Word for word, restate every line of the material.

::::::::

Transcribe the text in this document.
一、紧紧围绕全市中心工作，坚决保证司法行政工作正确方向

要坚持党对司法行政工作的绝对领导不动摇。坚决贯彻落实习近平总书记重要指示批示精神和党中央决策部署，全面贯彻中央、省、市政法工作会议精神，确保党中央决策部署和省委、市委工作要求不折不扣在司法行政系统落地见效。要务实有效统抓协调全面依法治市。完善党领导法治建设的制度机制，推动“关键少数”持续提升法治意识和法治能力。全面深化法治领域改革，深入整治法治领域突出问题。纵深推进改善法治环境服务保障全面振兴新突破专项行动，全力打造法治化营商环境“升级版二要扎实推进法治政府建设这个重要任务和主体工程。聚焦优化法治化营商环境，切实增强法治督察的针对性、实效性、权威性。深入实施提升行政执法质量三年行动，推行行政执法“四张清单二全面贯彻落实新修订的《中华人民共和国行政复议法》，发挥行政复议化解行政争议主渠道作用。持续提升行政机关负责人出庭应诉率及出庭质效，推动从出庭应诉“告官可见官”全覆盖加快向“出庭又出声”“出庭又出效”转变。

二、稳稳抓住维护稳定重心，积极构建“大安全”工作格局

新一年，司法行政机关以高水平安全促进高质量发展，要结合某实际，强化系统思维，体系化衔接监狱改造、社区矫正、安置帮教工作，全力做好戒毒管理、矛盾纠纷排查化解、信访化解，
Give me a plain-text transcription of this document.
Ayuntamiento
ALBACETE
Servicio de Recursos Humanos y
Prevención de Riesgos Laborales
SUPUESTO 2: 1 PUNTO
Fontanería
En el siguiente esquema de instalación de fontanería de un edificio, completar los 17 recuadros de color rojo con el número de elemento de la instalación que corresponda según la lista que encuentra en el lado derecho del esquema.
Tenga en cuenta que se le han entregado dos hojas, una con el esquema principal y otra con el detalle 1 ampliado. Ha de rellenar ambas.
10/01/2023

::::::::

REPLY -
Transcribe the text in this document.
一、紧紧围绕全市中心工作，坚决保证司法行政工作正确方向

要坚持党对司法行政工作的绝对领导不动摇。坚决贯彻落实习近平总书记重要指示批示精神和党中央决策部署，全面贯彻中央、省、市政法工作会议精神，确保党中央决策部署和省委、市委工作要求不折不扣在司法行政系统落地见效。要务实有效统抓协调全面依法治市。完善党领导法治建设的制度机制，推动“关键少数”持续提升法治意识和法治能力。全面深化法治领域改革，深入整治法治领域突出问题。纵深推进改善法治环境服务保障全面振兴新突破专项行动，全力打造法治化营商环境“升级版二要扎实推进法治政府建设这个重要任务和主体工程。聚焦优化法治化营商环境，切实增强法治督察的针对性、实效性、权威性。深入实施提升行政执法质量三年行动，推行行政执法“四张清单二全面贯彻落实新修订的《中华人民共和国行政复议法》，发挥行政复议化解行政争议主渠道作用。持续提升行政机关负责人出庭应诉率及出庭质效，推动从出庭应诉“告官可见官”全覆盖加快向“出庭又出声”“出庭又出效”转变。

二、稳稳抓住维护稳定重心，积极构建“大安全”工作格局

新一年，司法行政机关以高水平安全促进高质量发展，要结合某实际，强化系统思维，体系化衔接监狱改造、社区矫正、安置帮教工作，全力做好戒毒管理、矛盾纠纷排查化解、信访化解，
Give me a plain-text transcription of this document.
Ayuntamiento
ALBACETE
Servicio de Recursos Humanos y
Prevención de Riesgos Laborales
SUPUESTO 2: 1 PUNTO
Fontanería
En el siguiente esquema de instalación de fontanería de un edificio, completar los 17 recuadros de color rojo con el número de elemento de la instalación que corresponda según la lista que encuentra en el lado derecho del esquema.
Tenga en cuenta que se le han entregado dos hojas, una con el esquema principal y otra con el detalle 1 ampliado. Ha de rellenar ambas.
10/01/2023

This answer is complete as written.